→ **STATED PROBLEM**: Quote all lines below exactly. Images stay out.
+ + + + +
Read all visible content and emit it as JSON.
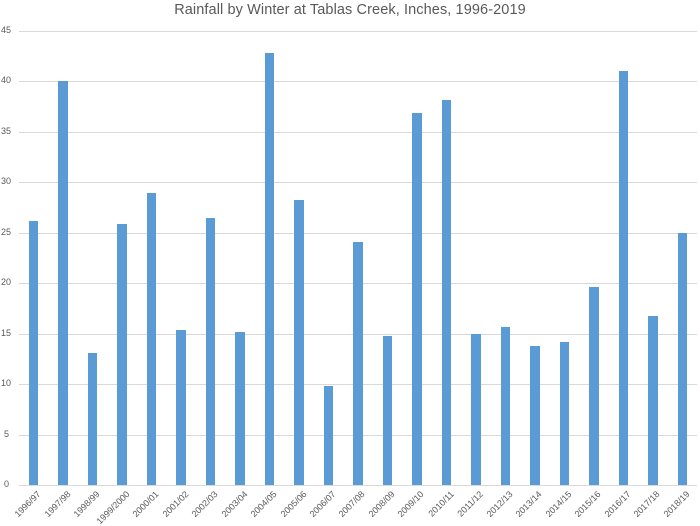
{
  "chart_data": {
    "type": "bar",
    "title": "Rainfall by Winter at Tablas Creek, Inches, 1996-2019",
    "xlabel": "",
    "ylabel": "",
    "ylim": [
      0,
      45
    ],
    "yticks": [
      0,
      5,
      10,
      15,
      20,
      25,
      30,
      35,
      40,
      45
    ],
    "grid": true,
    "legend": null,
    "bar_color": "#5b9bd5",
    "categories": [
      "1996/97",
      "1997/98",
      "1998/99",
      "1999/2000",
      "2000/01",
      "2001/02",
      "2002/03",
      "2003/04",
      "2004/05",
      "2005/06",
      "2006/07",
      "2007/08",
      "2008/09",
      "2009/10",
      "2010/11",
      "2011/12",
      "2012/13",
      "2013/14",
      "2014/15",
      "2015/16",
      "2016/17",
      "2017/18",
      "2018/19"
    ],
    "values": [
      26.2,
      40.0,
      13.1,
      25.9,
      28.9,
      15.4,
      26.5,
      15.2,
      42.8,
      28.3,
      9.8,
      24.1,
      14.8,
      36.9,
      38.2,
      15.0,
      15.7,
      13.8,
      14.2,
      19.6,
      41.0,
      16.8,
      25.0
    ]
  }
}
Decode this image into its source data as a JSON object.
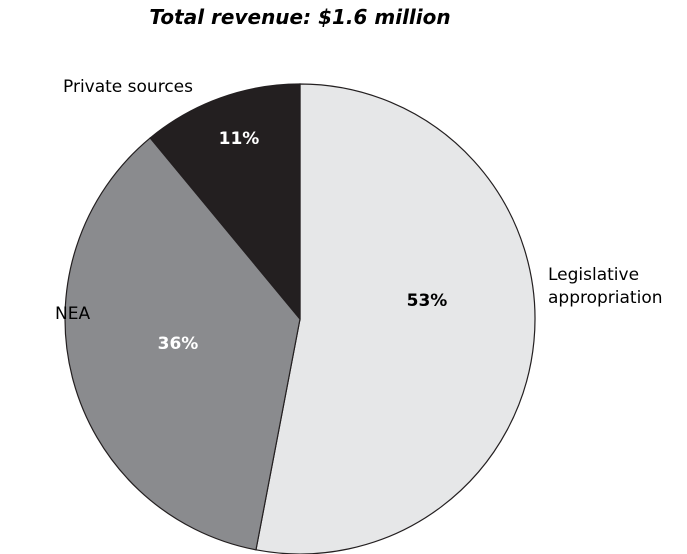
+ + + + +
→ **ANSWER FOR THE TASK**:
Read all visible content and emit it as JSON.
{
  "chart_data": {
    "type": "bar",
    "title": "Rainfall by Winter at Tablas Creek, Inches, 1996-2019",
    "xlabel": "",
    "ylabel": "",
    "ylim": [
      0,
      45
    ],
    "yticks": [
      0,
      5,
      10,
      15,
      20,
      25,
      30,
      35,
      40,
      45
    ],
    "grid": true,
    "legend": null,
    "bar_color": "#5b9bd5",
    "categories": [
      "1996/97",
      "1997/98",
      "1998/99",
      "1999/2000",
      "2000/01",
      "2001/02",
      "2002/03",
      "2003/04",
      "2004/05",
      "2005/06",
      "2006/07",
      "2007/08",
      "2008/09",
      "2009/10",
      "2010/11",
      "2011/12",
      "2012/13",
      "2013/14",
      "2014/15",
      "2015/16",
      "2016/17",
      "2017/18",
      "2018/19"
    ],
    "values": [
      26.2,
      40.0,
      13.1,
      25.9,
      28.9,
      15.4,
      26.5,
      15.2,
      42.8,
      28.3,
      9.8,
      24.1,
      14.8,
      36.9,
      38.2,
      15.0,
      15.7,
      13.8,
      14.2,
      19.6,
      41.0,
      16.8,
      25.0
    ]
  }
}
Decode this image into its source data as a JSON object.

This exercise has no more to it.